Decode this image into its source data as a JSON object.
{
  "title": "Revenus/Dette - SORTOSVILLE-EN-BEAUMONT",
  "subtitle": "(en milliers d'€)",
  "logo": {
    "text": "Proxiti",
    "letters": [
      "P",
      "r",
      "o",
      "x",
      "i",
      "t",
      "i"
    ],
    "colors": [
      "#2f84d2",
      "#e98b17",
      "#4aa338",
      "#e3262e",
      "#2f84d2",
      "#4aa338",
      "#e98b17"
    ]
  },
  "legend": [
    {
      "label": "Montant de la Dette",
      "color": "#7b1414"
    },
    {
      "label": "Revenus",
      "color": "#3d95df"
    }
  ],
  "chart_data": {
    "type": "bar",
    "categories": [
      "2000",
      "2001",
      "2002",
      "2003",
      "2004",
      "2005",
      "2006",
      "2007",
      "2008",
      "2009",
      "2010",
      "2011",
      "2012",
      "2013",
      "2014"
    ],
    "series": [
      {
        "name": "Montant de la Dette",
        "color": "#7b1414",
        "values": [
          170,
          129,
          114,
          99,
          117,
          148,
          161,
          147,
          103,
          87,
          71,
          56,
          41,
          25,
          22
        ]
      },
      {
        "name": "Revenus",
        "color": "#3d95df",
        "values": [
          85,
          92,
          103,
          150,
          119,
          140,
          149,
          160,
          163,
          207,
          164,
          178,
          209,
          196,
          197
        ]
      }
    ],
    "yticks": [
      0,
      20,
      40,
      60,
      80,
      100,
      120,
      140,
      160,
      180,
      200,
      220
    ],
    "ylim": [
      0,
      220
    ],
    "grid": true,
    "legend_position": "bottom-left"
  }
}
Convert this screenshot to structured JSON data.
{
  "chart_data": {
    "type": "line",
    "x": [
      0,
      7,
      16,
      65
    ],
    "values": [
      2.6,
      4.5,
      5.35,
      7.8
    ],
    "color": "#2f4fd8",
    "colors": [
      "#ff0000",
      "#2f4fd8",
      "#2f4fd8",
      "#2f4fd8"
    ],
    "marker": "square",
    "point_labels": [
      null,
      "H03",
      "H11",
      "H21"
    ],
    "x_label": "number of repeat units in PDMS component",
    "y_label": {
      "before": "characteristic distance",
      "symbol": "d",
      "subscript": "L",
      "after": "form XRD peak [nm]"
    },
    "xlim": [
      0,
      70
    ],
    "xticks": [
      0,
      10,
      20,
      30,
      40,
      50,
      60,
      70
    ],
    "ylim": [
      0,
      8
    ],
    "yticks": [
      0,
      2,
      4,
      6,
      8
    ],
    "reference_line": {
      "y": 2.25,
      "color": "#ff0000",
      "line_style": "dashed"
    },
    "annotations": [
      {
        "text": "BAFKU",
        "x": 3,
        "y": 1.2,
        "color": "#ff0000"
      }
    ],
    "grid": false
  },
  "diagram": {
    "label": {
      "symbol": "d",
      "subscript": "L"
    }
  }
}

• • • • •

## [WRITTEN INSTRUCTION]
Every line above should be written out again exactly as it stands.

## [RESULT FOR THIS TASK]
Decode this image into its source data as a JSON object.
{
  "title": "Revenus/Dette - SORTOSVILLE-EN-BEAUMONT",
  "subtitle": "(en milliers d'€)",
  "logo": {
    "text": "Proxiti",
    "letters": [
      "P",
      "r",
      "o",
      "x",
      "i",
      "t",
      "i"
    ],
    "colors": [
      "#2f84d2",
      "#e98b17",
      "#4aa338",
      "#e3262e",
      "#2f84d2",
      "#4aa338",
      "#e98b17"
    ]
  },
  "legend": [
    {
      "label": "Montant de la Dette",
      "color": "#7b1414"
    },
    {
      "label": "Revenus",
      "color": "#3d95df"
    }
  ],
  "chart_data": {
    "type": "bar",
    "categories": [
      "2000",
      "2001",
      "2002",
      "2003",
      "2004",
      "2005",
      "2006",
      "2007",
      "2008",
      "2009",
      "2010",
      "2011",
      "2012",
      "2013",
      "2014"
    ],
    "series": [
      {
        "name": "Montant de la Dette",
        "color": "#7b1414",
        "values": [
          170,
          129,
          114,
          99,
          117,
          148,
          161,
          147,
          103,
          87,
          71,
          56,
          41,
          25,
          22
        ]
      },
      {
        "name": "Revenus",
        "color": "#3d95df",
        "values": [
          85,
          92,
          103,
          150,
          119,
          140,
          149,
          160,
          163,
          207,
          164,
          178,
          209,
          196,
          197
        ]
      }
    ],
    "yticks": [
      0,
      20,
      40,
      60,
      80,
      100,
      120,
      140,
      160,
      180,
      200,
      220
    ],
    "ylim": [
      0,
      220
    ],
    "grid": true,
    "legend_position": "bottom-left"
  }
}
Convert this screenshot to structured JSON data.
{
  "chart_data": {
    "type": "line",
    "x": [
      0,
      7,
      16,
      65
    ],
    "values": [
      2.6,
      4.5,
      5.35,
      7.8
    ],
    "color": "#2f4fd8",
    "colors": [
      "#ff0000",
      "#2f4fd8",
      "#2f4fd8",
      "#2f4fd8"
    ],
    "marker": "square",
    "point_labels": [
      null,
      "H03",
      "H11",
      "H21"
    ],
    "x_label": "number of repeat units in PDMS component",
    "y_label": {
      "before": "characteristic distance",
      "symbol": "d",
      "subscript": "L",
      "after": "form XRD peak [nm]"
    },
    "xlim": [
      0,
      70
    ],
    "xticks": [
      0,
      10,
      20,
      30,
      40,
      50,
      60,
      70
    ],
    "ylim": [
      0,
      8
    ],
    "yticks": [
      0,
      2,
      4,
      6,
      8
    ],
    "reference_line": {
      "y": 2.25,
      "color": "#ff0000",
      "line_style": "dashed"
    },
    "annotations": [
      {
        "text": "BAFKU",
        "x": 3,
        "y": 1.2,
        "color": "#ff0000"
      }
    ],
    "grid": false
  },
  "diagram": {
    "label": {
      "symbol": "d",
      "subscript": "L"
    }
  }
}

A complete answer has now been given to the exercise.